Task prompt
Could you print all the entries exactly?

Raw data

────

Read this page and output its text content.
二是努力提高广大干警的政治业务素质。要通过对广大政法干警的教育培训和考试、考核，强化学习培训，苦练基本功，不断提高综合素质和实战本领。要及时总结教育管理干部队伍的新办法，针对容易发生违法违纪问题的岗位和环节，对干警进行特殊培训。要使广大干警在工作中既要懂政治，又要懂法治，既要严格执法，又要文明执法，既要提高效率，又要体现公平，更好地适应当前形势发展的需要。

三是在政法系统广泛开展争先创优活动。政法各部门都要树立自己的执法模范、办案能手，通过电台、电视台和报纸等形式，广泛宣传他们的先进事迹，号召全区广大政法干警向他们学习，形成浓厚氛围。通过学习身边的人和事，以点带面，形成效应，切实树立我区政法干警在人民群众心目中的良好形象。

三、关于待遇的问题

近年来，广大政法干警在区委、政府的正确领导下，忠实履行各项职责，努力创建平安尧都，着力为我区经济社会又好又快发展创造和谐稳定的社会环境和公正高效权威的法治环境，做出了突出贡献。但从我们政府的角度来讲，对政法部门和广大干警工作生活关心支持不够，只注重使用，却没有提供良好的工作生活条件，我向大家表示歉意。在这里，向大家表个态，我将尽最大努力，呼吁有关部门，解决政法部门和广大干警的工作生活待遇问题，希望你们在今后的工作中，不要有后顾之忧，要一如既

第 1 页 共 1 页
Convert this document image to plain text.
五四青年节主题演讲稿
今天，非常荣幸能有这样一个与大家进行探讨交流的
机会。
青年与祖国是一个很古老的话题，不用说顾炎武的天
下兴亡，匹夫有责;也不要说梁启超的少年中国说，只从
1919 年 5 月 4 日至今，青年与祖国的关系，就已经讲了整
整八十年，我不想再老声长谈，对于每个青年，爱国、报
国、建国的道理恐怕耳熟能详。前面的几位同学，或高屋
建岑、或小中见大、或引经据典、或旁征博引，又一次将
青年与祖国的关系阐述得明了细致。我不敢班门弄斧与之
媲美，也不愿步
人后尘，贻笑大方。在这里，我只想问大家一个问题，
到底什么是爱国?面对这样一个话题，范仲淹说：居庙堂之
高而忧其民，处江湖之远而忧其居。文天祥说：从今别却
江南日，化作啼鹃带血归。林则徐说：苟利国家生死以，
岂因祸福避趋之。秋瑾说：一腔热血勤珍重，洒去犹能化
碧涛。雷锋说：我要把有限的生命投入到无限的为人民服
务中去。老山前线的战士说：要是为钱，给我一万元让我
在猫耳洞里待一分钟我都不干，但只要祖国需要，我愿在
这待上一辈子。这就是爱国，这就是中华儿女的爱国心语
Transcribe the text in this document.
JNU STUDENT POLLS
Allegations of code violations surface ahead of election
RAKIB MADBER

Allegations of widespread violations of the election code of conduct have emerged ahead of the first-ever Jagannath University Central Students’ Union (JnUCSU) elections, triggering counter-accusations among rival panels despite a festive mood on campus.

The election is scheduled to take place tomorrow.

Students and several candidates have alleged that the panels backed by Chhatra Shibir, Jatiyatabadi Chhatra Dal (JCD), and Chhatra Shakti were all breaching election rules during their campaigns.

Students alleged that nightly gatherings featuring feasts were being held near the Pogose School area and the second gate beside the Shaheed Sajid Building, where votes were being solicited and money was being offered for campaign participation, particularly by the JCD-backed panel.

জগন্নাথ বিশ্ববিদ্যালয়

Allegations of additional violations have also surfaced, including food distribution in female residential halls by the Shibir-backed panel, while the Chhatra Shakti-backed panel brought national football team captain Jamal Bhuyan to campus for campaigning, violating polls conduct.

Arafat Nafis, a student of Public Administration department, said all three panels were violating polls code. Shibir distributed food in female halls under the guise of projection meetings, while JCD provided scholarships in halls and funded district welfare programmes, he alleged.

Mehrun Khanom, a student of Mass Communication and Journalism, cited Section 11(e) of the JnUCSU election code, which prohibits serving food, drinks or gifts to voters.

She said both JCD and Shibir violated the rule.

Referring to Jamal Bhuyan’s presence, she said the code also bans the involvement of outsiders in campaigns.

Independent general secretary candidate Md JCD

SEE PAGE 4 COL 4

────

Exercise response
Read this page and output its text content.
二是努力提高广大干警的政治业务素质。要通过对广大政法干警的教育培训和考试、考核，强化学习培训，苦练基本功，不断提高综合素质和实战本领。要及时总结教育管理干部队伍的新办法，针对容易发生违法违纪问题的岗位和环节，对干警进行特殊培训。要使广大干警在工作中既要懂政治，又要懂法治，既要严格执法，又要文明执法，既要提高效率，又要体现公平，更好地适应当前形势发展的需要。

三是在政法系统广泛开展争先创优活动。政法各部门都要树立自己的执法模范、办案能手，通过电台、电视台和报纸等形式，广泛宣传他们的先进事迹，号召全区广大政法干警向他们学习，形成浓厚氛围。通过学习身边的人和事，以点带面，形成效应，切实树立我区政法干警在人民群众心目中的良好形象。

三、关于待遇的问题

近年来，广大政法干警在区委、政府的正确领导下，忠实履行各项职责，努力创建平安尧都，着力为我区经济社会又好又快发展创造和谐稳定的社会环境和公正高效权威的法治环境，做出了突出贡献。但从我们政府的角度来讲，对政法部门和广大干警工作生活关心支持不够，只注重使用，却没有提供良好的工作生活条件，我向大家表示歉意。在这里，向大家表个态，我将尽最大努力，呼吁有关部门，解决政法部门和广大干警的工作生活待遇问题，希望你们在今后的工作中，不要有后顾之忧，要一如既

第 1 页 共 1 页
Convert this document image to plain text.
五四青年节主题演讲稿
今天，非常荣幸能有这样一个与大家进行探讨交流的
机会。
青年与祖国是一个很古老的话题，不用说顾炎武的天
下兴亡，匹夫有责;也不要说梁启超的少年中国说，只从
1919 年 5 月 4 日至今，青年与祖国的关系，就已经讲了整
整八十年，我不想再老声长谈，对于每个青年，爱国、报
国、建国的道理恐怕耳熟能详。前面的几位同学，或高屋
建岑、或小中见大、或引经据典、或旁征博引，又一次将
青年与祖国的关系阐述得明了细致。我不敢班门弄斧与之
媲美，也不愿步
人后尘，贻笑大方。在这里，我只想问大家一个问题，
到底什么是爱国?面对这样一个话题，范仲淹说：居庙堂之
高而忧其民，处江湖之远而忧其居。文天祥说：从今别却
江南日，化作啼鹃带血归。林则徐说：苟利国家生死以，
岂因祸福避趋之。秋瑾说：一腔热血勤珍重，洒去犹能化
碧涛。雷锋说：我要把有限的生命投入到无限的为人民服
务中去。老山前线的战士说：要是为钱，给我一万元让我
在猫耳洞里待一分钟我都不干，但只要祖国需要，我愿在
这待上一辈子。这就是爱国，这就是中华儿女的爱国心语
Transcribe the text in this document.
JNU STUDENT POLLS
Allegations of code violations surface ahead of election
RAKIB MADBER

Allegations of widespread violations of the election code of conduct have emerged ahead of the first-ever Jagannath University Central Students’ Union (JnUCSU) elections, triggering counter-accusations among rival panels despite a festive mood on campus.

The election is scheduled to take place tomorrow.

Students and several candidates have alleged that the panels backed by Chhatra Shibir, Jatiyatabadi Chhatra Dal (JCD), and Chhatra Shakti were all breaching election rules during their campaigns.

Students alleged that nightly gatherings featuring feasts were being held near the Pogose School area and the second gate beside the Shaheed Sajid Building, where votes were being solicited and money was being offered for campaign participation, particularly by the JCD-backed panel.

জগন্নাথ বিশ্ববিদ্যালয়

Allegations of additional violations have also surfaced, including food distribution in female residential halls by the Shibir-backed panel, while the Chhatra Shakti-backed panel brought national football team captain Jamal Bhuyan to campus for campaigning, violating polls conduct.

Arafat Nafis, a student of Public Administration department, said all three panels were violating polls code. Shibir distributed food in female halls under the guise of projection meetings, while JCD provided scholarships in halls and funded district welfare programmes, he alleged.

Mehrun Khanom, a student of Mass Communication and Journalism, cited Section 11(e) of the JnUCSU election code, which prohibits serving food, drinks or gifts to voters.

She said both JCD and Shibir violated the rule.

Referring to Jamal Bhuyan’s presence, she said the code also bans the involvement of outsiders in campaigns.

Independent general secretary candidate Md JCD

SEE PAGE 4 COL 4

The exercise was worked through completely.